▸ GIVEN PROBLEM
Whenever a line below holds the word "frac", copy that line.

[Stored entries]
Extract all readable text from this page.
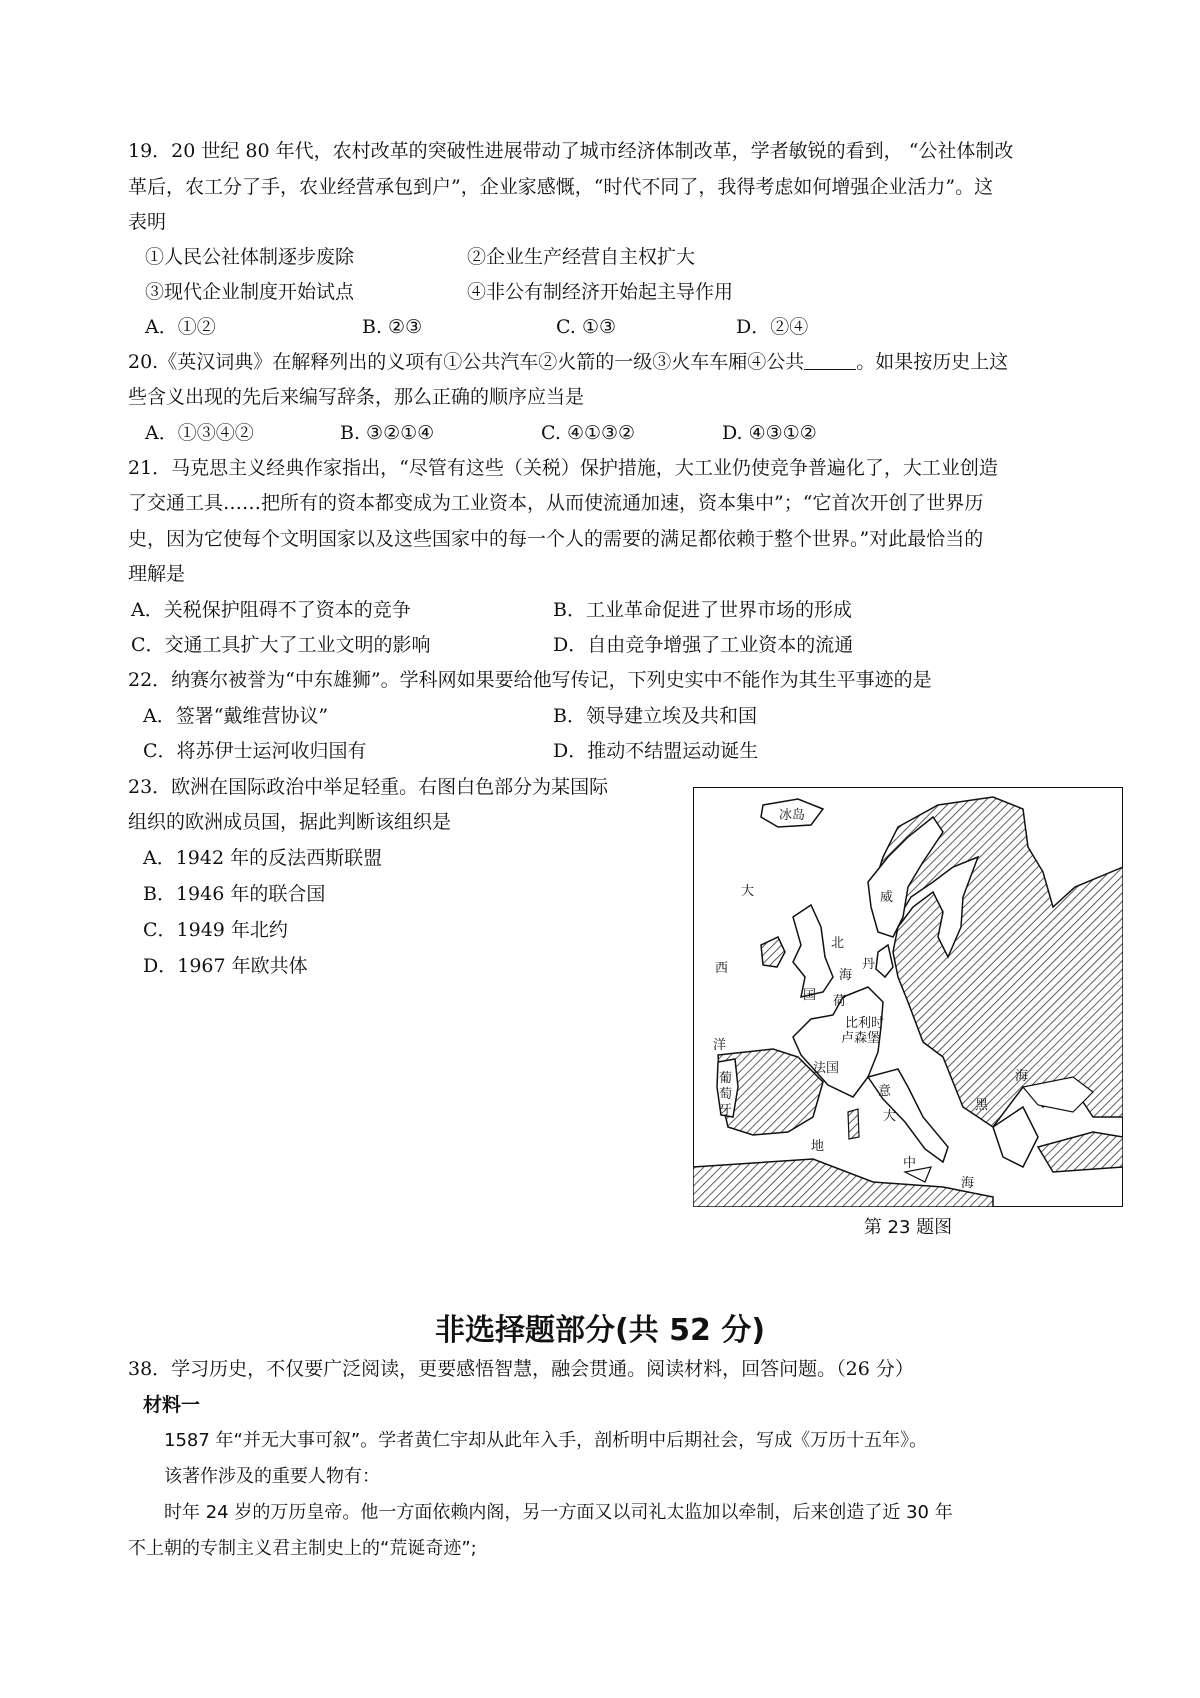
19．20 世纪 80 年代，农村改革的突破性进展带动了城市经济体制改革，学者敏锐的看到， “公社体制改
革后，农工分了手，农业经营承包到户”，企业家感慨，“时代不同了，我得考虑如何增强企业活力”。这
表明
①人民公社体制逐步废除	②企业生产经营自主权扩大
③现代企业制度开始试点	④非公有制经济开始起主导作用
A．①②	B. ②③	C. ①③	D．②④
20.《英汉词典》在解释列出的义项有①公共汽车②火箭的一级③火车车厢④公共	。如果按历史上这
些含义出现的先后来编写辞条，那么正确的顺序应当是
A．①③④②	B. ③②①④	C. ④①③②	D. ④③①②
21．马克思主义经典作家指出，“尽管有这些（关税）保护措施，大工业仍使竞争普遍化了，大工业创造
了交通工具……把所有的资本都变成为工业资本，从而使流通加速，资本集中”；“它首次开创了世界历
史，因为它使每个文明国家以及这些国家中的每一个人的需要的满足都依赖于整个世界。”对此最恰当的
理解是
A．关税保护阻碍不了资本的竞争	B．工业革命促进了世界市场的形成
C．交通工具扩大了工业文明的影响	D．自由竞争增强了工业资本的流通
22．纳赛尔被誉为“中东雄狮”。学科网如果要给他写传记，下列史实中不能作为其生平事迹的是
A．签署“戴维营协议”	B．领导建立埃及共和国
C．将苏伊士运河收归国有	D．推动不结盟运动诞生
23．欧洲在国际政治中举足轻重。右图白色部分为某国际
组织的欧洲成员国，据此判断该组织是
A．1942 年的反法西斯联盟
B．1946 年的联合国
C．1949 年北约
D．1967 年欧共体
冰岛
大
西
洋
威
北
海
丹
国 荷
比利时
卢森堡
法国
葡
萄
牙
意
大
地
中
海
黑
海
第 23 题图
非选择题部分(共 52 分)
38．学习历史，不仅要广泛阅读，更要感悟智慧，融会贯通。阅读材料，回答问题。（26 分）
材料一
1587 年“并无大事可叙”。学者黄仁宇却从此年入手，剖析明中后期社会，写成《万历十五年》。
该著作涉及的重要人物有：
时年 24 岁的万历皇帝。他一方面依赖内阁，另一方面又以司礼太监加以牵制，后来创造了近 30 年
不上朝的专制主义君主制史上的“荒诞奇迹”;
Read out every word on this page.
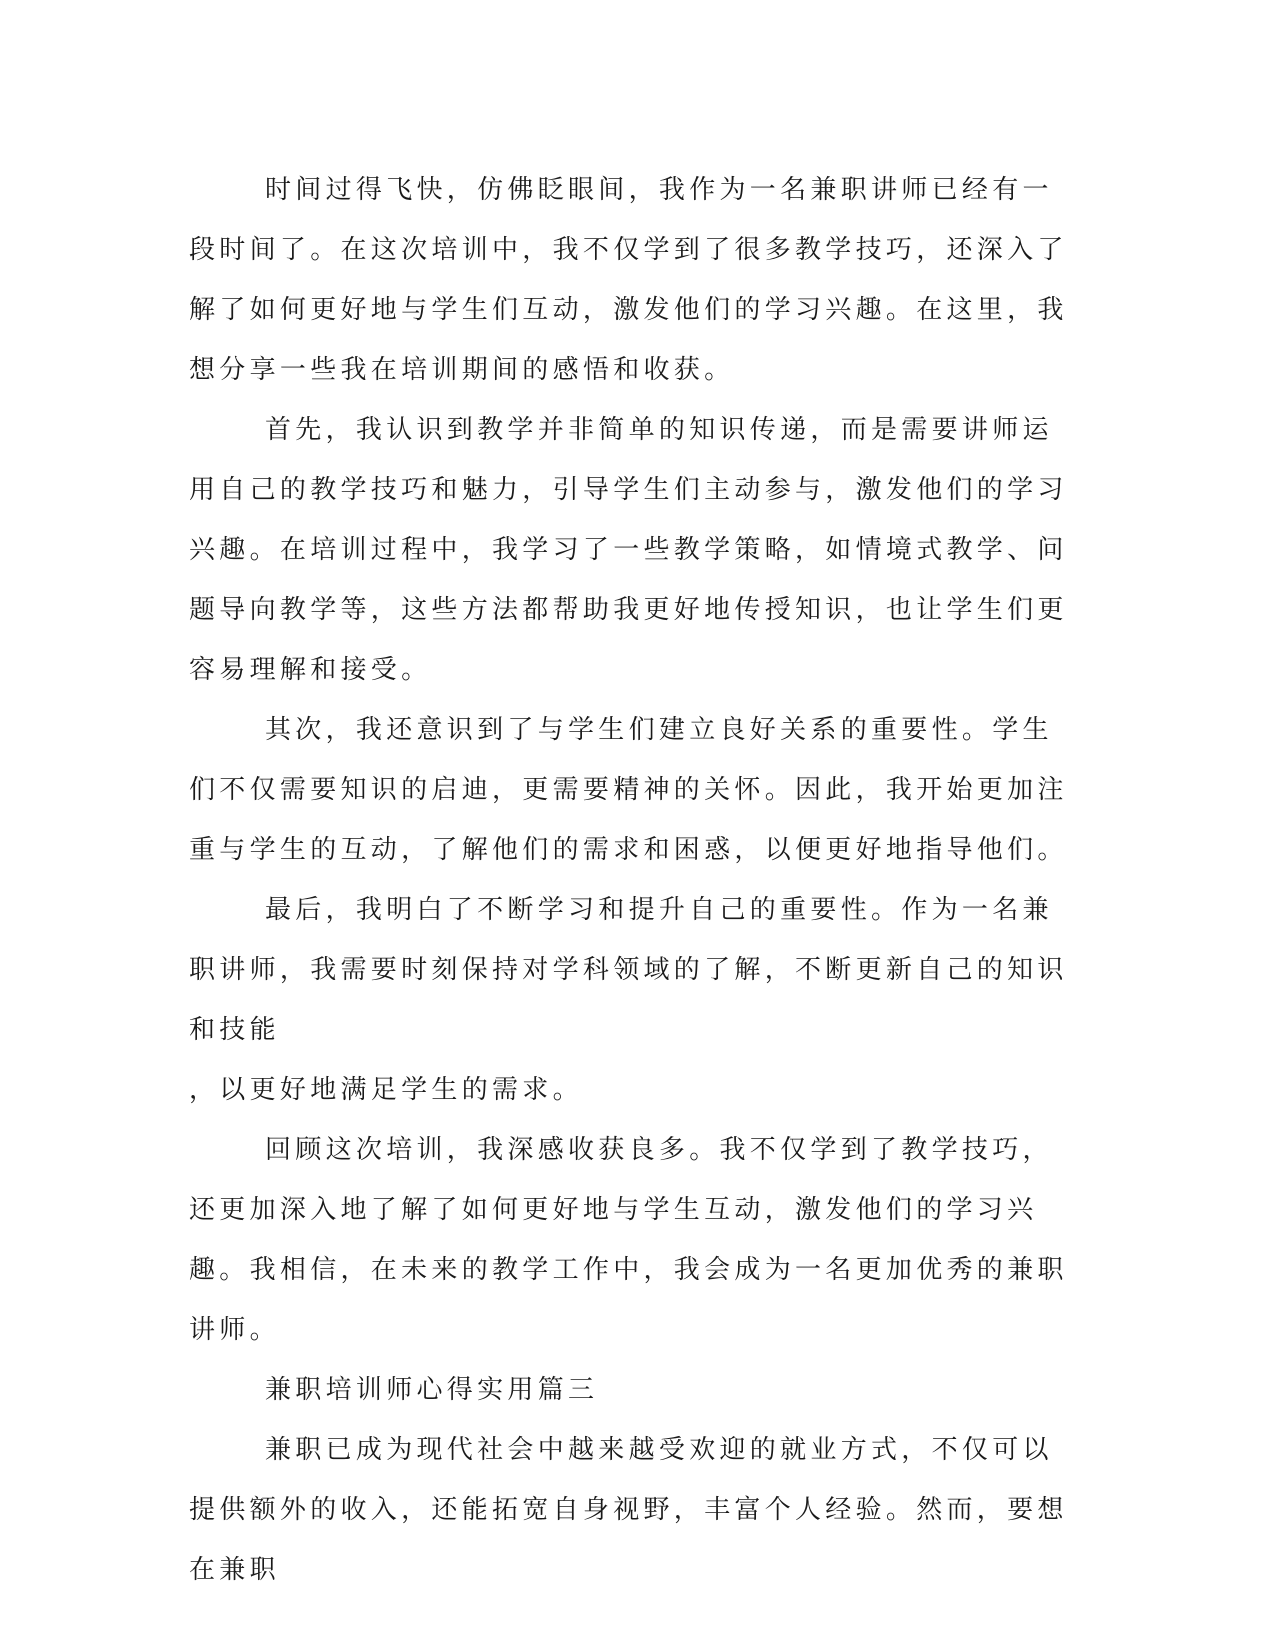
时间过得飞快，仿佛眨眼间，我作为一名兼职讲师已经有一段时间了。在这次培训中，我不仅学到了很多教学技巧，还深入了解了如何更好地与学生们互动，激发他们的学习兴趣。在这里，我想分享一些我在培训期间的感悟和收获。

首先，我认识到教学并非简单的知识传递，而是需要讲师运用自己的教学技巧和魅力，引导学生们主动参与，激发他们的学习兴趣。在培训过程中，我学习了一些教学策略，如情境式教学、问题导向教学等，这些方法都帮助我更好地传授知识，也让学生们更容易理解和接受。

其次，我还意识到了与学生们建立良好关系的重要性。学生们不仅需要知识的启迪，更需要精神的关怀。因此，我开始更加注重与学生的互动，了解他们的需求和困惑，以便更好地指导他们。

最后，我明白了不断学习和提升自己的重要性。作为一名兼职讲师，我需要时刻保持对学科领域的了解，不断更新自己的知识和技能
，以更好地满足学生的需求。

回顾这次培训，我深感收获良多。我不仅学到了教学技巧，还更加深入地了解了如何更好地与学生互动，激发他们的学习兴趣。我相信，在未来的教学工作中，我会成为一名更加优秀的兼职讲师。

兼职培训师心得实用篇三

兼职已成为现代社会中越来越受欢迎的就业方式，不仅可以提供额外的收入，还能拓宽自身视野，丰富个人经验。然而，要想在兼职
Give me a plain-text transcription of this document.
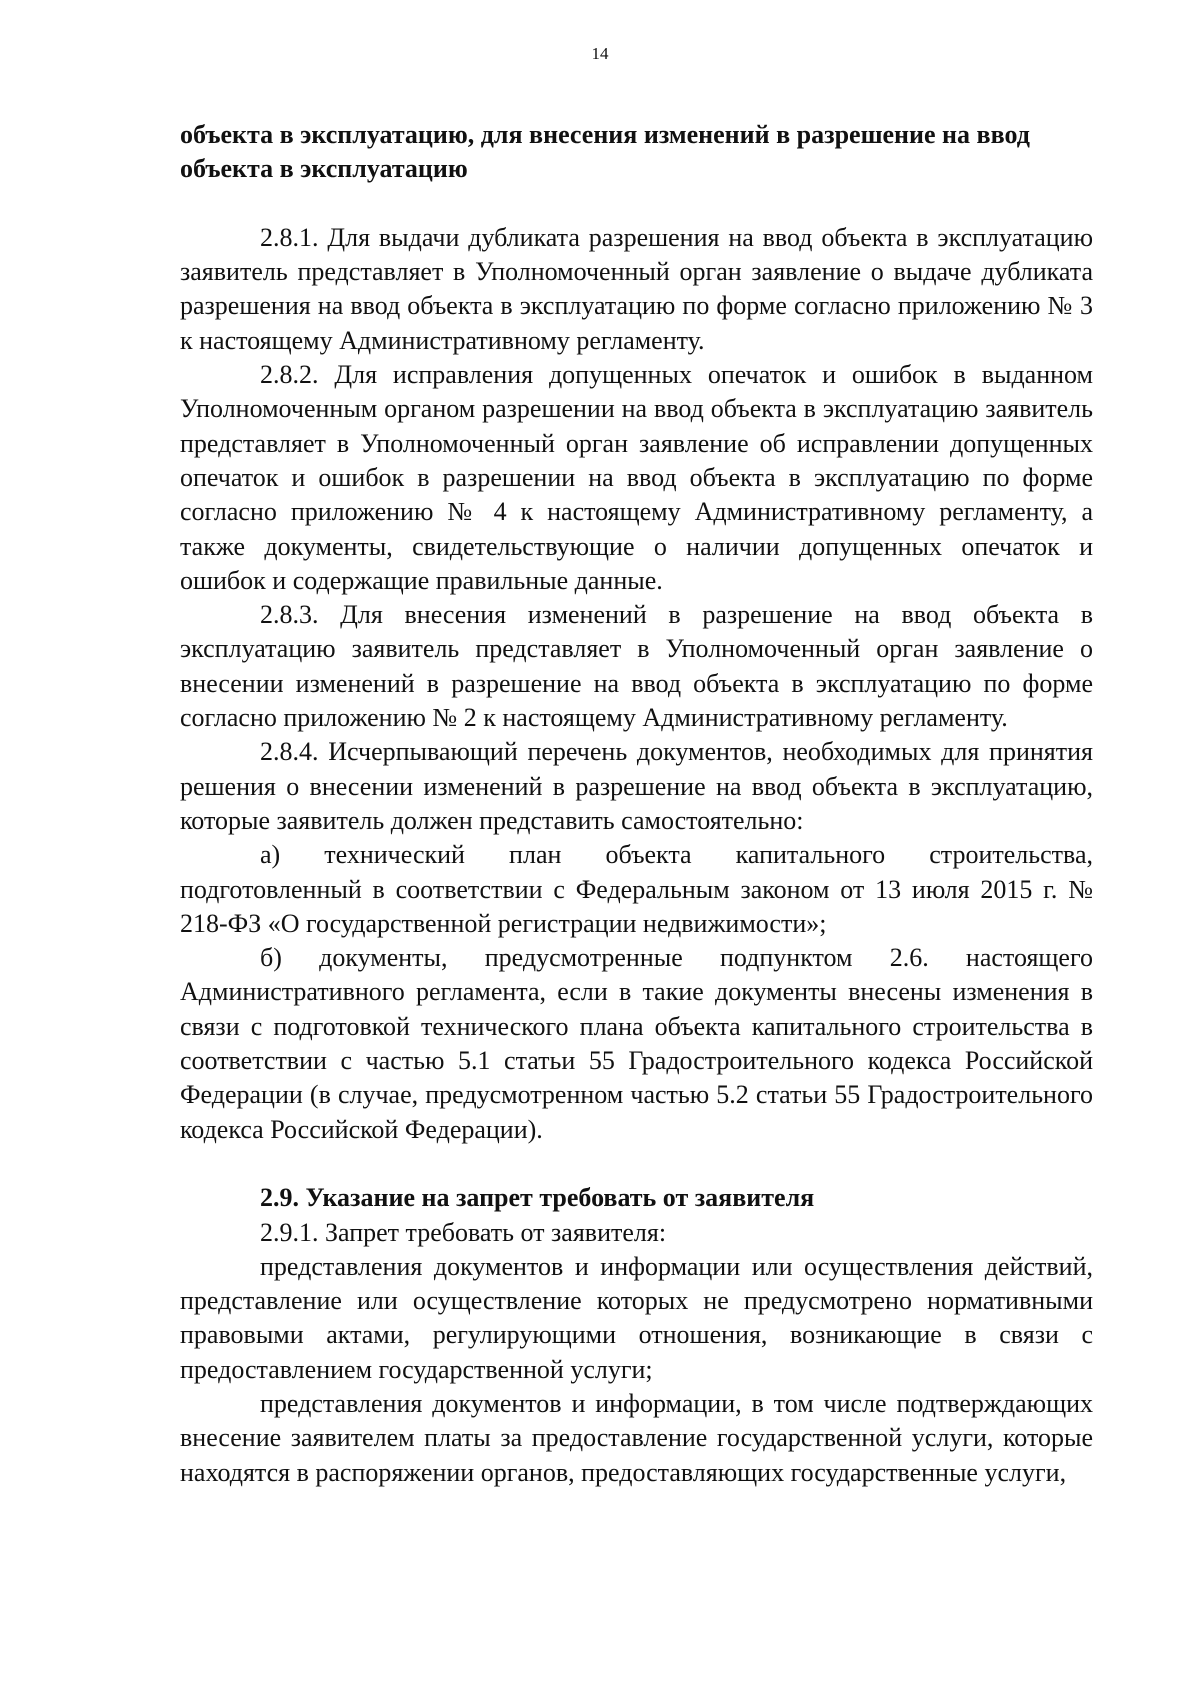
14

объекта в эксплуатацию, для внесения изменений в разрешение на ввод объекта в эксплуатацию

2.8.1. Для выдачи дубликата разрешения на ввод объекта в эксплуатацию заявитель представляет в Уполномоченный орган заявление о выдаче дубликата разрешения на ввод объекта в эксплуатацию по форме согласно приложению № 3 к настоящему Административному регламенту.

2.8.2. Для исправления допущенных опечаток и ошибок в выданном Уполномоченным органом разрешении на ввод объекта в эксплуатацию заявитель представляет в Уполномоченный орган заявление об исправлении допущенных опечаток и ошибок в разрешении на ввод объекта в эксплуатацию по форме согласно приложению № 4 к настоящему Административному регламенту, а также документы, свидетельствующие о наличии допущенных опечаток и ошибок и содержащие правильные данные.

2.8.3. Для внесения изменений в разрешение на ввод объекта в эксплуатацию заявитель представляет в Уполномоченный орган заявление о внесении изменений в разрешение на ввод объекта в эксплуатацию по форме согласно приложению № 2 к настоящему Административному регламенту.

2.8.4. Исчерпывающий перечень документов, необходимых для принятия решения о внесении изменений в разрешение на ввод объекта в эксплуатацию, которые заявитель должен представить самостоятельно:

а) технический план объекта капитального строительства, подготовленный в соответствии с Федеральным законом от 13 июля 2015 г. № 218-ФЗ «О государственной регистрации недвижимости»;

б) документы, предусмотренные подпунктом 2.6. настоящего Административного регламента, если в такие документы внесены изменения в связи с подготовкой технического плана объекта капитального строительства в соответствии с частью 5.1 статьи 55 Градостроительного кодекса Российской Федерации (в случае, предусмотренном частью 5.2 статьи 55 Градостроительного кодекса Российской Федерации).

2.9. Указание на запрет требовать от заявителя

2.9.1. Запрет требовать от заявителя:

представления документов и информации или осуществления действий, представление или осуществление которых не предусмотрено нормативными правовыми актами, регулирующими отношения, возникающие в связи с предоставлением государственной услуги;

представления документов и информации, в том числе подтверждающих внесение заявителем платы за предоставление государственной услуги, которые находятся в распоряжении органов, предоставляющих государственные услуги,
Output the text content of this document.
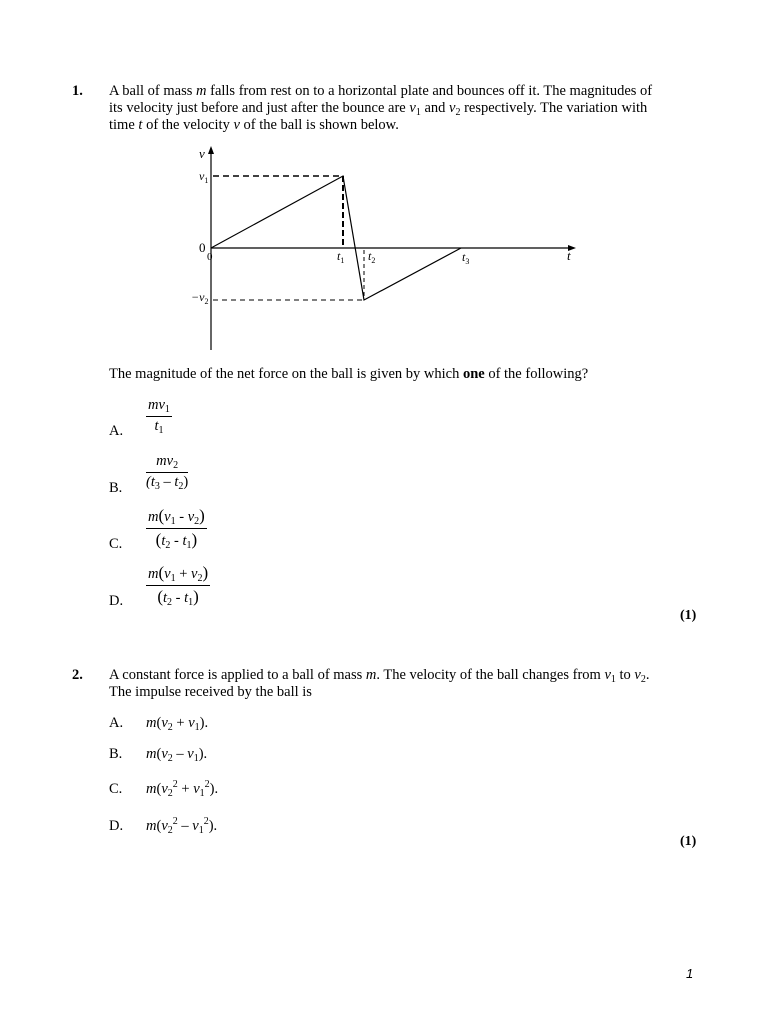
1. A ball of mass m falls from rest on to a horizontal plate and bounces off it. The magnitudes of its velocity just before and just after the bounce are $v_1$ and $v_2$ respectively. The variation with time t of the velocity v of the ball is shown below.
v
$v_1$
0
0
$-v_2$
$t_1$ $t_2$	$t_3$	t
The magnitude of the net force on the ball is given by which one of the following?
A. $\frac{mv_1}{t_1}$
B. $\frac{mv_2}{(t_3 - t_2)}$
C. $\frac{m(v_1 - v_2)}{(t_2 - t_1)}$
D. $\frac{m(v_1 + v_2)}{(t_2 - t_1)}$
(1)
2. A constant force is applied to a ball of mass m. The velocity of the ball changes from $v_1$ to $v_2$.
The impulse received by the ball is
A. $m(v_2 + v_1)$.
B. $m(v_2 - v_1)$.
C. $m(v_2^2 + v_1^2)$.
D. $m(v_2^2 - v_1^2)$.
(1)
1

▸ ANSWER FOR THE TASK
A. $\frac{mv_1}{t_1}$
B. $\frac{mv_2}{(t_3 - t_2)}$
C. $\frac{m(v_1 - v_2)}{(t_2 - t_1)}$
D. $\frac{m(v_1 + v_2)}{(t_2 - t_1)}$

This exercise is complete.